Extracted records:
★ ★ ★ ★ ★ ★ ★

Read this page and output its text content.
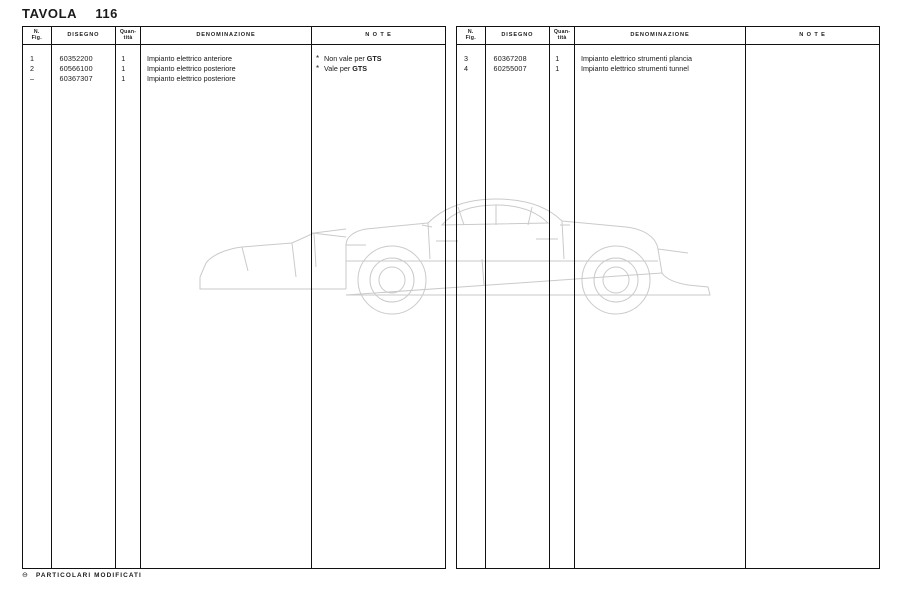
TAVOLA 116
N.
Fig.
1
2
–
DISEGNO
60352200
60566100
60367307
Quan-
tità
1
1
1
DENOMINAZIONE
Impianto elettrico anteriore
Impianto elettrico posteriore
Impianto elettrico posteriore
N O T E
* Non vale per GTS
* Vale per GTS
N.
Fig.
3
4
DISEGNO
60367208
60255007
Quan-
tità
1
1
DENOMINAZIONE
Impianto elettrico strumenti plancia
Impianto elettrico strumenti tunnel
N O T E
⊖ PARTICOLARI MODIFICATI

★ ★ ★ ★ ★ ★ ★

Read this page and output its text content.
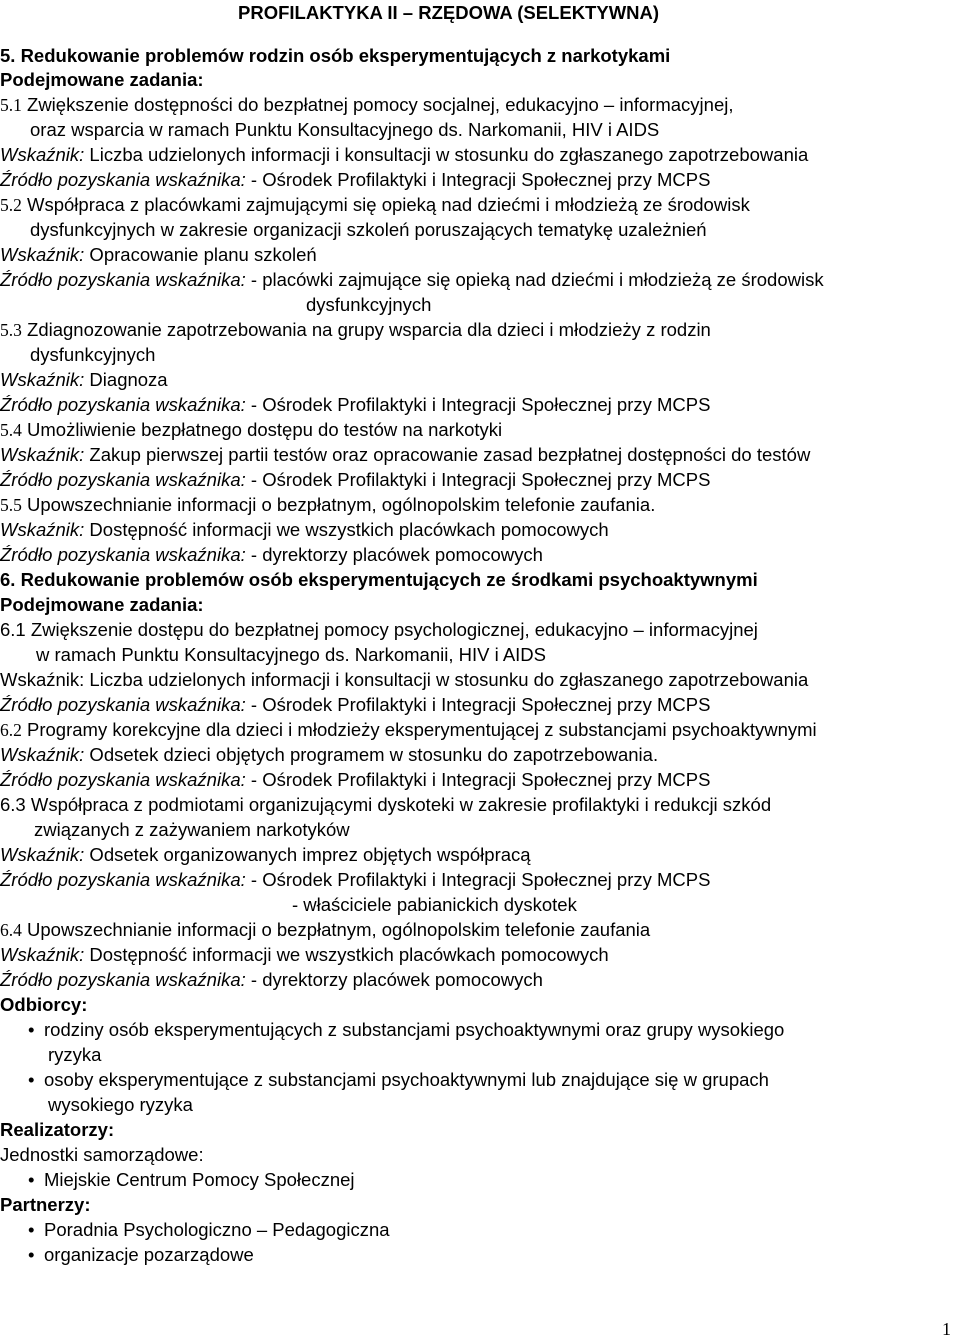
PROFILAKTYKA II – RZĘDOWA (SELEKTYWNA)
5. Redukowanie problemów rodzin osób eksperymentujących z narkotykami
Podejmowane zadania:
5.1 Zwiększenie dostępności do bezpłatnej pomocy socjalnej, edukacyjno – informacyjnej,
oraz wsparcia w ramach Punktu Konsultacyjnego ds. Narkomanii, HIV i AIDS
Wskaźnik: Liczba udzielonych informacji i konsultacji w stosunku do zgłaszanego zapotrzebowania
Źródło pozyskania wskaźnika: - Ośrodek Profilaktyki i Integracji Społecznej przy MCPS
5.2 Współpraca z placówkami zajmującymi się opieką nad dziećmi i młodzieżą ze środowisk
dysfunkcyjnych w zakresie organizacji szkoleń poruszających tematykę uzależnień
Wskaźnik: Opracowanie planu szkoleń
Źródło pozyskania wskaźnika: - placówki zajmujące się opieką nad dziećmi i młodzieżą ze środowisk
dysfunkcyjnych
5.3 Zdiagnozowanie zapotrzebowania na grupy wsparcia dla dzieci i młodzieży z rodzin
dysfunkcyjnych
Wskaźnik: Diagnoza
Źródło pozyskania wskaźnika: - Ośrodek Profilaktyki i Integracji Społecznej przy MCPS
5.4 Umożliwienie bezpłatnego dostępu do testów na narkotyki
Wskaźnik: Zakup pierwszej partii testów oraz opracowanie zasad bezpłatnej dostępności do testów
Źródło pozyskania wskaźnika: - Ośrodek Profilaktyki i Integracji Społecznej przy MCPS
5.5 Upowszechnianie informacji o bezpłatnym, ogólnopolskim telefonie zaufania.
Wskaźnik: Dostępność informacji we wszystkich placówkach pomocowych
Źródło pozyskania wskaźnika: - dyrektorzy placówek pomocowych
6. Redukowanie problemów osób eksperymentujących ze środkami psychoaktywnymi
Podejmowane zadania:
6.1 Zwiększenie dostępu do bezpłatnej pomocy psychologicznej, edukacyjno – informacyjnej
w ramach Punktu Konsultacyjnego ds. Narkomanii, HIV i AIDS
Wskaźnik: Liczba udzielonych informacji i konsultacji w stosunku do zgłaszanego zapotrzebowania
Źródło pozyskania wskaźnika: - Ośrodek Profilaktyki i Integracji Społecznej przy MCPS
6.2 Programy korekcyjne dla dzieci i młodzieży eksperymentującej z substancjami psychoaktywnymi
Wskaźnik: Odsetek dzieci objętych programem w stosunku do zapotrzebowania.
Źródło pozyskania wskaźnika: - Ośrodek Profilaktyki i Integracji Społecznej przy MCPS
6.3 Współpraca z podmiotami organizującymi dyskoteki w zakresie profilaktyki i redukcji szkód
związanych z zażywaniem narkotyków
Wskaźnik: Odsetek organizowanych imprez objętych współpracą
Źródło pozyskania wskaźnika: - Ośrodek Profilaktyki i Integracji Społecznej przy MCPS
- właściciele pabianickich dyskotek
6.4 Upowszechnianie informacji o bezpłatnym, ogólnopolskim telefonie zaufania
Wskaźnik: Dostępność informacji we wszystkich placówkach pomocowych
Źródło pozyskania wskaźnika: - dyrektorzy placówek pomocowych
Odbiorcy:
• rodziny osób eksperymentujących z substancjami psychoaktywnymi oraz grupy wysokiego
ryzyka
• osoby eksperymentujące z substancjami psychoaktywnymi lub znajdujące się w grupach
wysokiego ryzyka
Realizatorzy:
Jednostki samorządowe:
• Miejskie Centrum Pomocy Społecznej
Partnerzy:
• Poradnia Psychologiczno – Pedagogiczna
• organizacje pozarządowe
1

★ ★ ★ ★ ★ ★ ★

What is required:
From the listing above, pick out every line containing "wysokiego".

Answer to the task:
• rodziny osób eksperymentujących z substancjami psychoaktywnymi oraz grupy wysokiego
wysokiego ryzyka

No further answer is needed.